**Task item**
Report all lines of the data below that hold the word "Reichsstände".

**Information supplied**
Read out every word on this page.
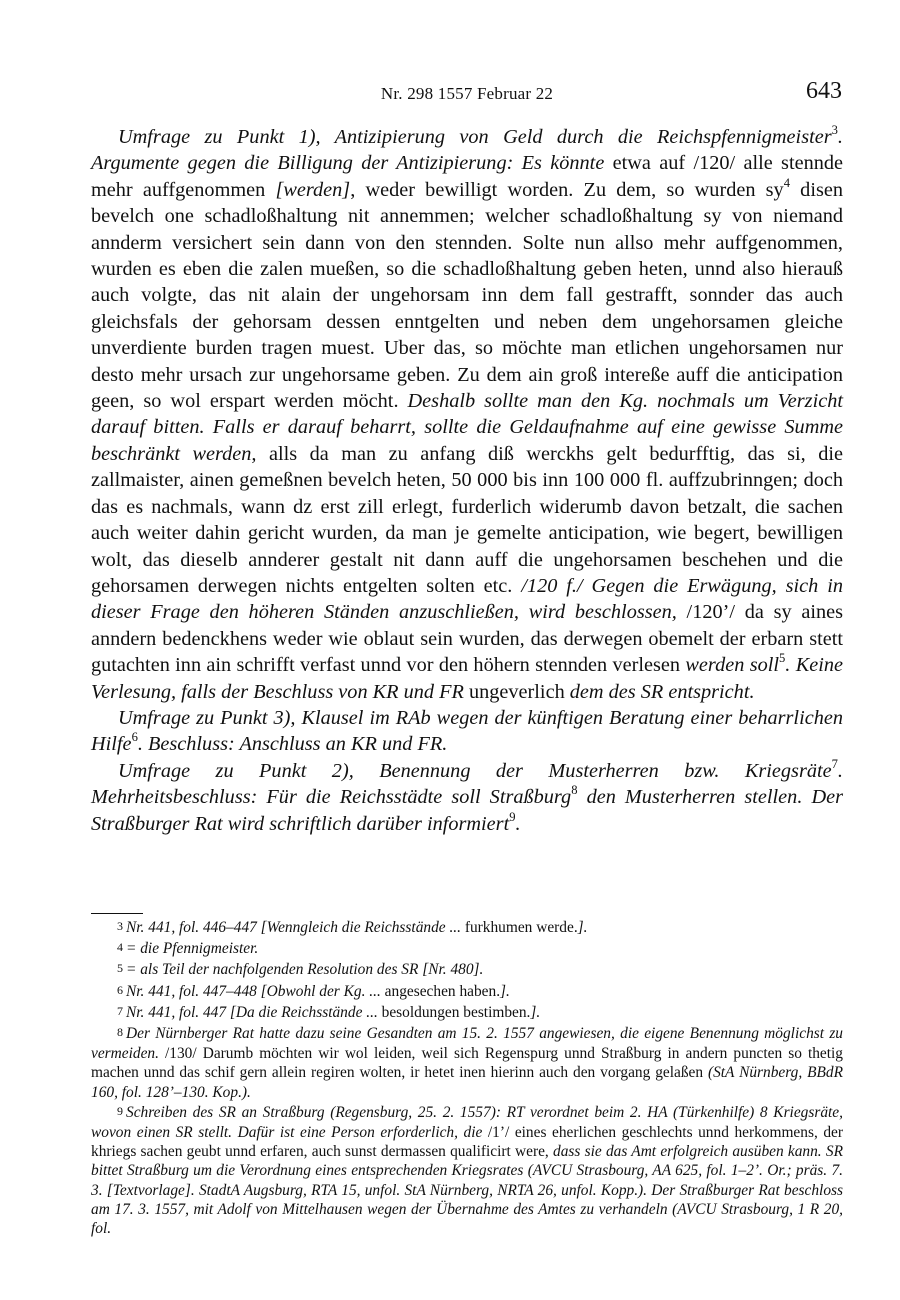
Nr. 298 1557 Februar 22	643

Umfrage zu Punkt 1), Antizipierung von Geld durch die Reichspfennigmeister$^3$. Argumente gegen die Billigung der Antizipierung: Es könnte etwa auf /120/ alle stennde mehr auffgenommen [werden], weder bewilligt worden. Zu dem, so wurden $sy^4$ disen bevelch one schadloßhaltung nit annemmen; welcher schadloßhaltung sy von niemand annderm versichert sein dann von den stennden. Solte nun allso mehr auffgenommen, wurden es eben die zalen mueßen, so die schadloßhaltung geben heten, unnd also hierauß auch volgte, das nit alain der ungehorsam inn dem fall gestrafft, sonnder das auch gleichsfals der gehorsam dessen enntgelten und neben dem ungehorsamen gleiche unverdiente burden tragen muest. Uber das, so möchte man etlichen ungehorsamen nur desto mehr ursach zur ungehorsame geben. Zu dem ain groß intereße auff die anticipation geen, so wol erspart werden möcht. Deshalb sollte man den Kg. nochmals um Verzicht darauf bitten. Falls er darauf beharrt, sollte die Geldaufnahme auf eine gewisse Summe beschränkt werden, alls da man zu anfang diß werckhs gelt bedurfftig, das si, die zallmaister, ainen gemeßnen bevelch heten, 50 000 bis inn 100 000 fl. auffzubrinngen; doch das es nachmals, wann dz erst zill erlegt, furderlich widerumb davon betzalt, die sachen auch weiter dahin gericht wurden, da man je gemelte anticipation, wie begert, bewilligen wolt, das dieselb annderer gestalt nit dann auff die ungehorsamen beschehen und die gehorsamen derwegen nichts entgelten solten etc. /120 f./ Gegen die Erwägung, sich in dieser Frage den höheren Ständen anzuschließen, wird beschlossen, /120’/ da sy aines anndern bedenckhens weder wie oblaut sein wurden, das derwegen obemelt der erbarn stett gutachten inn ain schrifft verfast unnd vor den höhern stennden verlesen werden soll$^5$. Keine Verlesung, falls der Beschluss von KR und FR ungeverlich dem des SR entspricht.

Umfrage zu Punkt 3), Klausel im RAb wegen der künftigen Beratung einer beharrlichen Hilfe$^6$. Beschluss: Anschluss an KR und FR.

Umfrage zu Punkt 2), Benennung der Musterherren bzw. Kriegsräte$^7$. Mehrheitsbeschluss: Für die Reichsstädte soll Straßburg$^8$ den Musterherren stellen. Der Straßburger Rat wird schriftlich darüber informiert$^9$.

3 Nr. 441, fol. 446–447 [Wenngleich die Reichsstände ... furkhumen werde.].

4 = die Pfennigmeister.

5 = als Teil der nachfolgenden Resolution des SR [Nr. 480].

6 Nr. 441, fol. 447–448 [Obwohl der Kg. ... angesechen haben.].

7 Nr. 441, fol. 447 [Da die Reichsstände ... besoldungen bestimben.].

8 Der Nürnberger Rat hatte dazu seine Gesandten am 15. 2. 1557 angewiesen, die eigene Benennung möglichst zu vermeiden. /130/ Darumb möchten wir wol leiden, weil sich Regenspurg unnd Straßburg in andern puncten so thetig machen unnd das schif gern allein regiren wolten, ir hetet inen hierinn auch den vorgang gelaßen (StA Nürnberg, BBdR 160, fol. 128’–130. Kop.).

9 Schreiben des SR an Straßburg (Regensburg, 25. 2. 1557): RT verordnet beim 2. HA (Türkenhilfe) 8 Kriegsräte, wovon einen SR stellt. Dafür ist eine Person erforderlich, die /1’/ eines eherlichen geschlechts unnd herkommens, der khriegs sachen geubt unnd erfaren, auch sunst dermassen qualificirt were, dass sie das Amt erfolgreich ausüben kann. SR bittet Straßburg um die Verordnung eines entsprechenden Kriegsrates (AVCU Strasbourg, AA 625, fol. 1–2’. Or.; präs. 7. 3. [Textvorlage]. StadtA Augsburg, RTA 15, unfol. StA Nürnberg, NRTA 26, unfol. Kopp.). Der Straßburger Rat beschloss am 17. 3. 1557, mit Adolf von Mittelhausen wegen der Übernahme des Amtes zu verhandeln (AVCU Strasbourg, 1 R 20, fol.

**Response below**
3 Nr. 441, fol. 446–447 [Wenngleich die Reichsstände ... furkhumen werde.].
7 Nr. 441, fol. 447 [Da die Reichsstände ... besoldungen bestimben.].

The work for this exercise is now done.